SET EXERCISE
Report each line of the data that includes the word "from".

ENTRIES SHOWN
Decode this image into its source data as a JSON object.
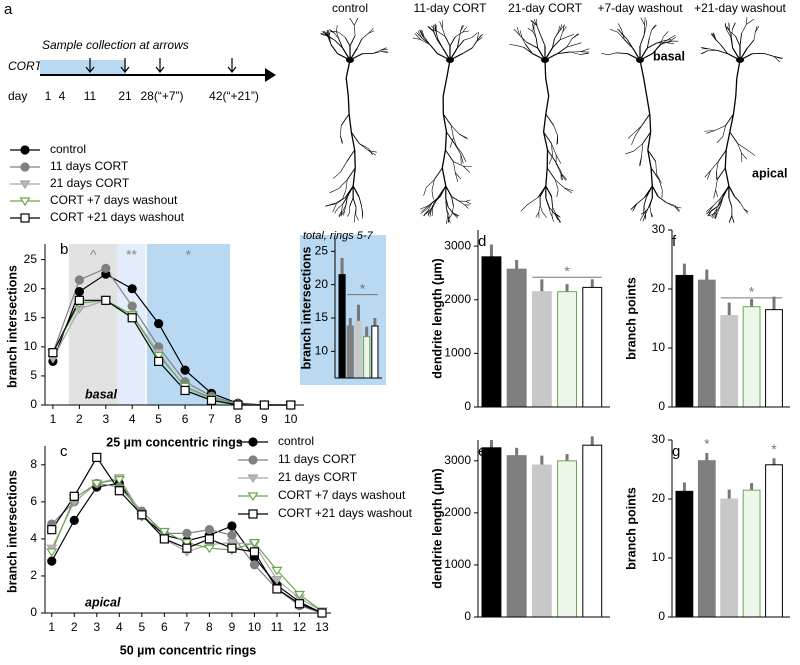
{
  "panel_a": {
    "letter": "a",
    "timeline": {
      "title": "Sample collection at arrows",
      "row_label": "CORT",
      "axis_label": "day",
      "days": [
        "1",
        "4",
        "11",
        "21",
        "28(“+7”)",
        "42(“+21”)"
      ]
    },
    "neurons": {
      "labels": [
        "control",
        "11-day CORT",
        "21-day CORT",
        "+7-day washout",
        "+21-day washout"
      ],
      "basal": "basal",
      "apical": "apical"
    }
  },
  "chart_data": [
    {
      "type": "line",
      "panel": "b",
      "annotation": "basal",
      "xlabel": "25 µm concentric rings",
      "ylabel": "branch intersections",
      "x": [
        1,
        2,
        3,
        4,
        5,
        6,
        7,
        8,
        9,
        10
      ],
      "xlim": [
        0.7,
        10.5
      ],
      "xticks": [
        1,
        2,
        3,
        4,
        5,
        6,
        7,
        8,
        9,
        10
      ],
      "ylim": [
        0,
        27
      ],
      "yticks": [
        0,
        5,
        10,
        15,
        20,
        25
      ],
      "bands": [
        {
          "from": 1.6,
          "to": 3.45,
          "color": "#e2e2e2",
          "label": "^"
        },
        {
          "from": 3.45,
          "to": 4.5,
          "color": "#e3ecfb",
          "label": "**"
        },
        {
          "from": 4.55,
          "to": 7.7,
          "color": "#b9d8f2",
          "label": "*"
        }
      ],
      "series": [
        {
          "name": "control",
          "marker": "circle",
          "color": "#000000",
          "fill": "#000000",
          "values": [
            7.5,
            19.5,
            22.5,
            20,
            14,
            6,
            2,
            0.3,
            0,
            0
          ]
        },
        {
          "name": "11 days CORT",
          "marker": "circle",
          "color": "#808080",
          "fill": "#808080",
          "values": [
            9,
            21.5,
            23.5,
            17,
            10,
            4,
            1.5,
            0.2,
            0,
            0
          ]
        },
        {
          "name": "21 days CORT",
          "marker": "triangle",
          "color": "#a8a8a8",
          "fill": "#b8b8b8",
          "values": [
            8,
            16.5,
            18,
            15.5,
            9,
            3,
            1,
            0,
            0,
            0
          ]
        },
        {
          "name": "CORT +7 days washout",
          "marker": "triangle",
          "color": "#6aa84f",
          "fill": "#ffffff",
          "values": [
            9,
            17.5,
            18,
            15.5,
            8.5,
            3.2,
            1.2,
            0,
            0,
            0
          ]
        },
        {
          "name": "CORT +21 days washout",
          "marker": "square",
          "color": "#000000",
          "fill": "#ffffff",
          "values": [
            9,
            18,
            18,
            15,
            7.5,
            2.5,
            0.8,
            0,
            0,
            0
          ]
        }
      ]
    },
    {
      "type": "bar",
      "title": "total, rings 5-7",
      "ylabel": "branch intersections",
      "ylim": [
        6,
        27
      ],
      "yticks": [
        10,
        15,
        20,
        25
      ],
      "values": [
        21.5,
        13.8,
        14.5,
        12.2,
        13.8
      ],
      "errors": [
        2.5,
        1.2,
        2.5,
        1.5,
        1.2
      ],
      "colors": [
        "#000000",
        "#7f7f7f",
        "#c8c8c8",
        "#eef6ea",
        "#ffffff"
      ],
      "edgecolors": [
        "#000000",
        "#7f7f7f",
        "#c8c8c8",
        "#6aa84f",
        "#000000"
      ],
      "bracket": {
        "from": 1,
        "to": 4,
        "y": 18.5,
        "label": "*"
      }
    },
    {
      "type": "line",
      "panel": "c",
      "annotation": "apical",
      "xlabel": "50 µm concentric rings",
      "ylabel": "branch intersections",
      "x": [
        1,
        2,
        3,
        4,
        5,
        6,
        7,
        8,
        9,
        10,
        11,
        12,
        13
      ],
      "xlim": [
        0.7,
        13.4
      ],
      "xticks": [
        1,
        2,
        3,
        4,
        5,
        6,
        7,
        8,
        9,
        10,
        11,
        12,
        13
      ],
      "ylim": [
        0,
        8.8
      ],
      "yticks": [
        0,
        2,
        4,
        6,
        8
      ],
      "series": [
        {
          "name": "control",
          "marker": "circle",
          "color": "#000000",
          "fill": "#000000",
          "values": [
            2.8,
            5,
            6.8,
            7,
            5.3,
            4.2,
            3.9,
            4.2,
            4.7,
            3,
            1.5,
            0.6,
            0
          ]
        },
        {
          "name": "11 days CORT",
          "marker": "circle",
          "color": "#808080",
          "fill": "#808080",
          "values": [
            4.8,
            6,
            7,
            6.8,
            5.5,
            4.3,
            4.3,
            4.5,
            4.2,
            2.6,
            1.3,
            0.4,
            0
          ]
        },
        {
          "name": "21 days CORT",
          "marker": "triangle",
          "color": "#a8a8a8",
          "fill": "#b8b8b8",
          "values": [
            3.5,
            6,
            7,
            7.3,
            5.3,
            4,
            3.3,
            3.7,
            3.8,
            3.7,
            1.8,
            0.8,
            0.1
          ]
        },
        {
          "name": "CORT +7 days washout",
          "marker": "triangle",
          "color": "#6aa84f",
          "fill": "#ffffff",
          "values": [
            3.3,
            6.2,
            7,
            7.2,
            5.2,
            4.4,
            3.8,
            3.5,
            3.4,
            3.8,
            2.3,
            1,
            0.1
          ]
        },
        {
          "name": "CORT +21 days washout",
          "marker": "square",
          "color": "#000000",
          "fill": "#ffffff",
          "values": [
            4.5,
            6.3,
            8.4,
            6.6,
            5.3,
            4,
            3.5,
            4,
            3.5,
            3.3,
            1.3,
            0.5,
            0
          ]
        }
      ]
    },
    {
      "type": "bar",
      "panel": "d",
      "ylabel": "dendrite length (µm)",
      "ylim": [
        0,
        3300
      ],
      "yticks": [
        0,
        1000,
        2000,
        3000
      ],
      "values": [
        2800,
        2570,
        2150,
        2150,
        2230
      ],
      "errors": [
        230,
        170,
        230,
        140,
        150
      ],
      "colors": [
        "#000000",
        "#7f7f7f",
        "#c8c8c8",
        "#eef6ea",
        "#ffffff"
      ],
      "edgecolors": [
        "#000000",
        "#7f7f7f",
        "#c8c8c8",
        "#6aa84f",
        "#000000"
      ],
      "bracket": {
        "from": 2,
        "to": 4,
        "y": 2420,
        "label": "*"
      }
    },
    {
      "type": "bar",
      "panel": "f",
      "ylabel": "branch points",
      "ylim": [
        0,
        30
      ],
      "yticks": [
        0,
        10,
        20,
        30
      ],
      "values": [
        22.3,
        21.5,
        15.5,
        17,
        16.5
      ],
      "errors": [
        2,
        1.8,
        2.2,
        1.3,
        2.2
      ],
      "colors": [
        "#000000",
        "#7f7f7f",
        "#c8c8c8",
        "#eef6ea",
        "#ffffff"
      ],
      "edgecolors": [
        "#000000",
        "#7f7f7f",
        "#c8c8c8",
        "#6aa84f",
        "#000000"
      ],
      "bracket": {
        "from": 2,
        "to": 4,
        "y": 18.5,
        "label": "*"
      }
    },
    {
      "type": "bar",
      "panel": "e",
      "ylabel": "dendrite length (µm)",
      "ylim": [
        0,
        3400
      ],
      "yticks": [
        0,
        1000,
        2000,
        3000
      ],
      "values": [
        3250,
        3100,
        2920,
        3000,
        3300
      ],
      "errors": [
        150,
        150,
        180,
        130,
        170
      ],
      "colors": [
        "#000000",
        "#7f7f7f",
        "#c8c8c8",
        "#eef6ea",
        "#ffffff"
      ],
      "edgecolors": [
        "#000000",
        "#7f7f7f",
        "#c8c8c8",
        "#6aa84f",
        "#000000"
      ]
    },
    {
      "type": "bar",
      "panel": "g",
      "ylabel": "branch points",
      "ylim": [
        0,
        30
      ],
      "yticks": [
        0,
        10,
        20,
        30
      ],
      "values": [
        21.3,
        26.5,
        20,
        21.5,
        25.8
      ],
      "errors": [
        1.5,
        1.3,
        1.6,
        1.2,
        1.1
      ],
      "colors": [
        "#000000",
        "#7f7f7f",
        "#c8c8c8",
        "#eef6ea",
        "#ffffff"
      ],
      "edgecolors": [
        "#000000",
        "#7f7f7f",
        "#c8c8c8",
        "#6aa84f",
        "#000000"
      ],
      "stars": [
        {
          "bar": 1,
          "label": "*"
        },
        {
          "bar": 4,
          "label": "*"
        }
      ]
    }
  ]
}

FULL RESPONSE
          "from": 1.6,
          "from": 3.45,
          "from": 4.55,
        "from": 1,
        "from": 2,
        "from": 2,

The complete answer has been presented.